Exercise directions ▸ Pick out all lines of the entries that include the word "myImage" and copy them.

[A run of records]
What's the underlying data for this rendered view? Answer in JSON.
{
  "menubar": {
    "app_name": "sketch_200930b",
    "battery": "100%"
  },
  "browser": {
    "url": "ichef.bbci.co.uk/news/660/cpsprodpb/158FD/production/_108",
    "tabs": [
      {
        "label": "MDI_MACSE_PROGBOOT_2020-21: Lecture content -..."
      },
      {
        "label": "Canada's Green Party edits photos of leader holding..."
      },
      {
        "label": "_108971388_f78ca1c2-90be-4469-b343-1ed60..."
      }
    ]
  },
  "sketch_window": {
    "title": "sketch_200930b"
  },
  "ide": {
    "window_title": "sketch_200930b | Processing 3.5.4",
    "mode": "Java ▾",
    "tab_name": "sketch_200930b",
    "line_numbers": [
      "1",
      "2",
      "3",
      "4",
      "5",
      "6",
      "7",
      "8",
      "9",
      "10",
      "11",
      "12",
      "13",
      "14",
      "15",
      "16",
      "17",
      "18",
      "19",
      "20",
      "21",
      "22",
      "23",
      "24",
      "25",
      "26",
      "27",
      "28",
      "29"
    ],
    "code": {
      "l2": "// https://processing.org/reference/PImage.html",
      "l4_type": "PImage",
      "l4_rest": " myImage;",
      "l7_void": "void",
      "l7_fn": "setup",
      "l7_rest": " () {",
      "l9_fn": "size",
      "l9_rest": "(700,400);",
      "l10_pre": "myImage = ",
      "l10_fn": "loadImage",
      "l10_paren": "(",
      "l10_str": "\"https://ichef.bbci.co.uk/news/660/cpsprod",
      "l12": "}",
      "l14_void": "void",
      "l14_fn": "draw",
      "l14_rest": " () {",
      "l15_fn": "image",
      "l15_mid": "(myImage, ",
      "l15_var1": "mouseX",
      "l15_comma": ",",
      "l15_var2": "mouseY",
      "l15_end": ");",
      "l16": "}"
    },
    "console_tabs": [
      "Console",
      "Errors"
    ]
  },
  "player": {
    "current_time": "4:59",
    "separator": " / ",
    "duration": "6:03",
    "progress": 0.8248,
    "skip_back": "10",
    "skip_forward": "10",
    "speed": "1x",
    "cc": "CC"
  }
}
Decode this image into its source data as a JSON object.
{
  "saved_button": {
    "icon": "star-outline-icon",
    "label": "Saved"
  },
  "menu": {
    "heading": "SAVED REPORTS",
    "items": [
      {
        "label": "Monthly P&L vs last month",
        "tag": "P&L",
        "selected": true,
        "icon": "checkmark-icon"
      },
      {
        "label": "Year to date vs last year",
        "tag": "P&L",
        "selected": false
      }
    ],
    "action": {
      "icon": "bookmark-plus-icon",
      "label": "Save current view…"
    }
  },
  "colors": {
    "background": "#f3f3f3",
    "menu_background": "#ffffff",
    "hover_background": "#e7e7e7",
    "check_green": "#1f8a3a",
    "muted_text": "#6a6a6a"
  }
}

Task answer ▸
      "l4_rest": " myImage;",
      "l10_pre": "myImage = ",
      "l15_mid": "(myImage, ",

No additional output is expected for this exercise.